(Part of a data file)

begin

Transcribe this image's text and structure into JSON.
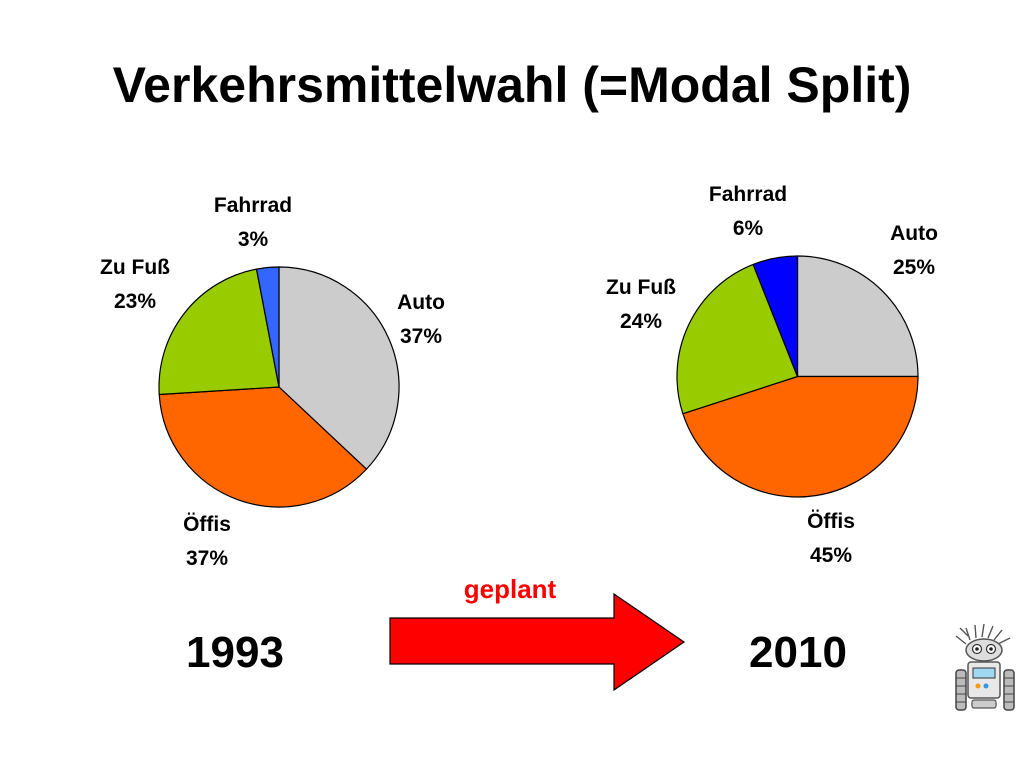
{
  "title": "Verkehrsmittelwahl (=Modal Split)",
  "arrow": {
    "label": "geplant",
    "color": "#ff0000"
  },
  "colors": {
    "Auto": "#cccccc",
    "Öffis": "#ff6600",
    "Zu Fuß": "#99cc00",
    "Fahrrad": {
      "1993": "#3366ff",
      "2010": "#0000ff"
    }
  },
  "mascot_icon": "robot-mascot-icon",
  "chart_data": [
    {
      "type": "pie",
      "year": "1993",
      "slices": [
        {
          "label": "Auto",
          "value": 37,
          "display": "37%"
        },
        {
          "label": "Öffis",
          "value": 37,
          "display": "37%"
        },
        {
          "label": "Zu Fuß",
          "value": 23,
          "display": "23%"
        },
        {
          "label": "Fahrrad",
          "value": 3,
          "display": "3%"
        }
      ]
    },
    {
      "type": "pie",
      "year": "2010",
      "slices": [
        {
          "label": "Auto",
          "value": 25,
          "display": "25%"
        },
        {
          "label": "Öffis",
          "value": 45,
          "display": "45%"
        },
        {
          "label": "Zu Fuß",
          "value": 24,
          "display": "24%"
        },
        {
          "label": "Fahrrad",
          "value": 6,
          "display": "6%"
        }
      ]
    }
  ]
}
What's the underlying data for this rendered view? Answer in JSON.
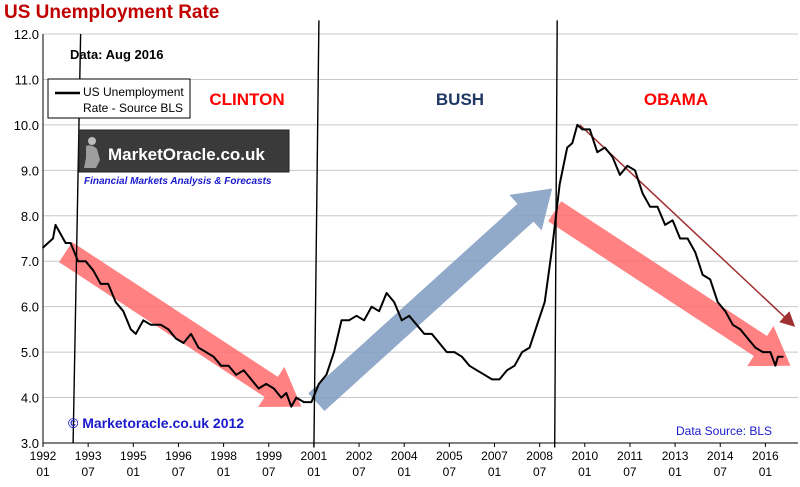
{
  "title": "US Unemployment Rate",
  "data_note": "Data: Aug 2016",
  "legend_label_line1": "US Unemployment",
  "legend_label_line2": "Rate - Source BLS",
  "logo_text": "MarketOracle.co.uk",
  "logo_tagline": "Financial Markets Analysis & Forecasts",
  "copyright": "© Marketoracle.co.uk 2012",
  "source": "Data Source: BLS",
  "colors": {
    "title": "#c00000",
    "clinton": "#ff0000",
    "bush": "#1f3864",
    "obama": "#ff0000",
    "series": "#000000",
    "trend_down": "#ff6b6b",
    "trend_up": "#7f9bbf",
    "trend_thin": "#a03030",
    "copyright": "#1a1acc",
    "source": "#1a1acc",
    "tagline": "#1a1acc"
  },
  "chart_data": {
    "type": "line",
    "title": "US Unemployment Rate",
    "xlabel": "",
    "ylabel": "",
    "ylim": [
      3.0,
      12.0
    ],
    "xlim": [
      "1992-01",
      "2017-02"
    ],
    "grid": true,
    "legend": "top-left",
    "y_ticks": [
      "3.0",
      "4.0",
      "5.0",
      "6.0",
      "7.0",
      "8.0",
      "9.0",
      "10.0",
      "11.0",
      "12.0"
    ],
    "x_ticks": [
      {
        "year": "1992",
        "month": "01",
        "t": "1992-01"
      },
      {
        "year": "1993",
        "month": "07",
        "t": "1993-07"
      },
      {
        "year": "1995",
        "month": "01",
        "t": "1995-01"
      },
      {
        "year": "1996",
        "month": "07",
        "t": "1996-07"
      },
      {
        "year": "1998",
        "month": "01",
        "t": "1998-01"
      },
      {
        "year": "1999",
        "month": "07",
        "t": "1999-07"
      },
      {
        "year": "2001",
        "month": "01",
        "t": "2001-01"
      },
      {
        "year": "2002",
        "month": "07",
        "t": "2002-07"
      },
      {
        "year": "2004",
        "month": "01",
        "t": "2004-01"
      },
      {
        "year": "2005",
        "month": "07",
        "t": "2005-07"
      },
      {
        "year": "2007",
        "month": "01",
        "t": "2007-01"
      },
      {
        "year": "2008",
        "month": "07",
        "t": "2008-07"
      },
      {
        "year": "2010",
        "month": "01",
        "t": "2010-01"
      },
      {
        "year": "2011",
        "month": "07",
        "t": "2011-07"
      },
      {
        "year": "2013",
        "month": "01",
        "t": "2013-01"
      },
      {
        "year": "2014",
        "month": "07",
        "t": "2014-07"
      },
      {
        "year": "2016",
        "month": "01",
        "t": "2016-01"
      }
    ],
    "eras": [
      {
        "label": "CLINTON",
        "start": "1993-01"
      },
      {
        "label": "BUSH",
        "start": "2001-01"
      },
      {
        "label": "OBAMA",
        "start": "2009-01"
      }
    ],
    "series": [
      {
        "name": "US Unemployment Rate - Source BLS",
        "points": [
          [
            "1992-01",
            7.3
          ],
          [
            "1992-03",
            7.4
          ],
          [
            "1992-05",
            7.5
          ],
          [
            "1992-06",
            7.8
          ],
          [
            "1992-08",
            7.6
          ],
          [
            "1992-10",
            7.4
          ],
          [
            "1992-12",
            7.4
          ],
          [
            "1993-03",
            7.0
          ],
          [
            "1993-06",
            7.0
          ],
          [
            "1993-09",
            6.8
          ],
          [
            "1993-12",
            6.5
          ],
          [
            "1994-03",
            6.5
          ],
          [
            "1994-06",
            6.1
          ],
          [
            "1994-09",
            5.9
          ],
          [
            "1994-12",
            5.5
          ],
          [
            "1995-02",
            5.4
          ],
          [
            "1995-05",
            5.7
          ],
          [
            "1995-08",
            5.6
          ],
          [
            "1995-12",
            5.6
          ],
          [
            "1996-03",
            5.5
          ],
          [
            "1996-06",
            5.3
          ],
          [
            "1996-09",
            5.2
          ],
          [
            "1996-12",
            5.4
          ],
          [
            "1997-03",
            5.1
          ],
          [
            "1997-06",
            5.0
          ],
          [
            "1997-09",
            4.9
          ],
          [
            "1997-12",
            4.7
          ],
          [
            "1998-03",
            4.7
          ],
          [
            "1998-06",
            4.5
          ],
          [
            "1998-09",
            4.6
          ],
          [
            "1998-12",
            4.4
          ],
          [
            "1999-03",
            4.2
          ],
          [
            "1999-06",
            4.3
          ],
          [
            "1999-09",
            4.2
          ],
          [
            "1999-12",
            4.0
          ],
          [
            "2000-02",
            4.1
          ],
          [
            "2000-04",
            3.8
          ],
          [
            "2000-06",
            4.0
          ],
          [
            "2000-09",
            3.9
          ],
          [
            "2000-12",
            3.9
          ],
          [
            "2001-03",
            4.3
          ],
          [
            "2001-06",
            4.5
          ],
          [
            "2001-09",
            5.0
          ],
          [
            "2001-12",
            5.7
          ],
          [
            "2002-03",
            5.7
          ],
          [
            "2002-06",
            5.8
          ],
          [
            "2002-09",
            5.7
          ],
          [
            "2002-12",
            6.0
          ],
          [
            "2003-03",
            5.9
          ],
          [
            "2003-06",
            6.3
          ],
          [
            "2003-09",
            6.1
          ],
          [
            "2003-12",
            5.7
          ],
          [
            "2004-03",
            5.8
          ],
          [
            "2004-06",
            5.6
          ],
          [
            "2004-09",
            5.4
          ],
          [
            "2004-12",
            5.4
          ],
          [
            "2005-03",
            5.2
          ],
          [
            "2005-06",
            5.0
          ],
          [
            "2005-09",
            5.0
          ],
          [
            "2005-12",
            4.9
          ],
          [
            "2006-03",
            4.7
          ],
          [
            "2006-06",
            4.6
          ],
          [
            "2006-09",
            4.5
          ],
          [
            "2006-12",
            4.4
          ],
          [
            "2007-03",
            4.4
          ],
          [
            "2007-06",
            4.6
          ],
          [
            "2007-09",
            4.7
          ],
          [
            "2007-12",
            5.0
          ],
          [
            "2008-03",
            5.1
          ],
          [
            "2008-06",
            5.6
          ],
          [
            "2008-09",
            6.1
          ],
          [
            "2008-12",
            7.3
          ],
          [
            "2009-03",
            8.7
          ],
          [
            "2009-06",
            9.5
          ],
          [
            "2009-08",
            9.6
          ],
          [
            "2009-10",
            10.0
          ],
          [
            "2009-12",
            9.9
          ],
          [
            "2010-03",
            9.9
          ],
          [
            "2010-06",
            9.4
          ],
          [
            "2010-09",
            9.5
          ],
          [
            "2010-12",
            9.3
          ],
          [
            "2011-03",
            8.9
          ],
          [
            "2011-06",
            9.1
          ],
          [
            "2011-09",
            9.0
          ],
          [
            "2011-12",
            8.5
          ],
          [
            "2012-03",
            8.2
          ],
          [
            "2012-06",
            8.2
          ],
          [
            "2012-09",
            7.8
          ],
          [
            "2012-12",
            7.9
          ],
          [
            "2013-03",
            7.5
          ],
          [
            "2013-06",
            7.5
          ],
          [
            "2013-09",
            7.2
          ],
          [
            "2013-12",
            6.7
          ],
          [
            "2014-03",
            6.6
          ],
          [
            "2014-06",
            6.1
          ],
          [
            "2014-09",
            5.9
          ],
          [
            "2014-12",
            5.6
          ],
          [
            "2015-03",
            5.5
          ],
          [
            "2015-06",
            5.3
          ],
          [
            "2015-09",
            5.1
          ],
          [
            "2015-12",
            5.0
          ],
          [
            "2016-03",
            5.0
          ],
          [
            "2016-05",
            4.7
          ],
          [
            "2016-06",
            4.9
          ],
          [
            "2016-08",
            4.9
          ]
        ]
      }
    ]
  }
}
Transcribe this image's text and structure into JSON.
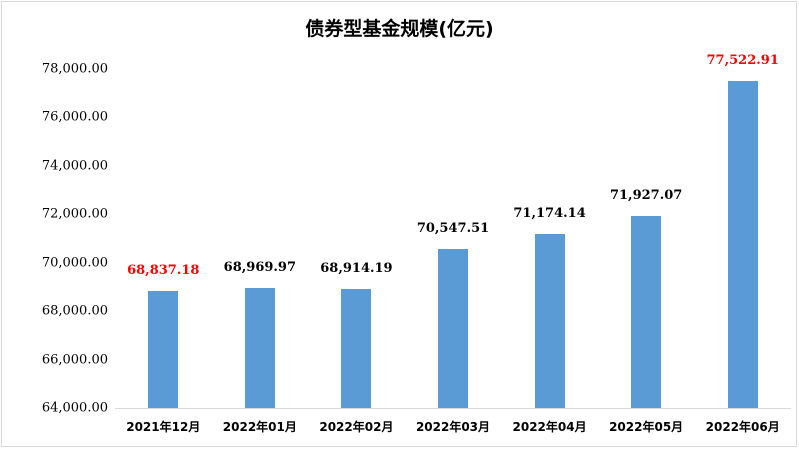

end

**The request**
From the data, list each line in which the string "title" appears.

**Completed task**
  "title": "Verkehrsmittelwahl (=Modal Split)",
  "title": "US Unemployment Rate",
    "title": "#c00000",
    "title": "US Unemployment Rate",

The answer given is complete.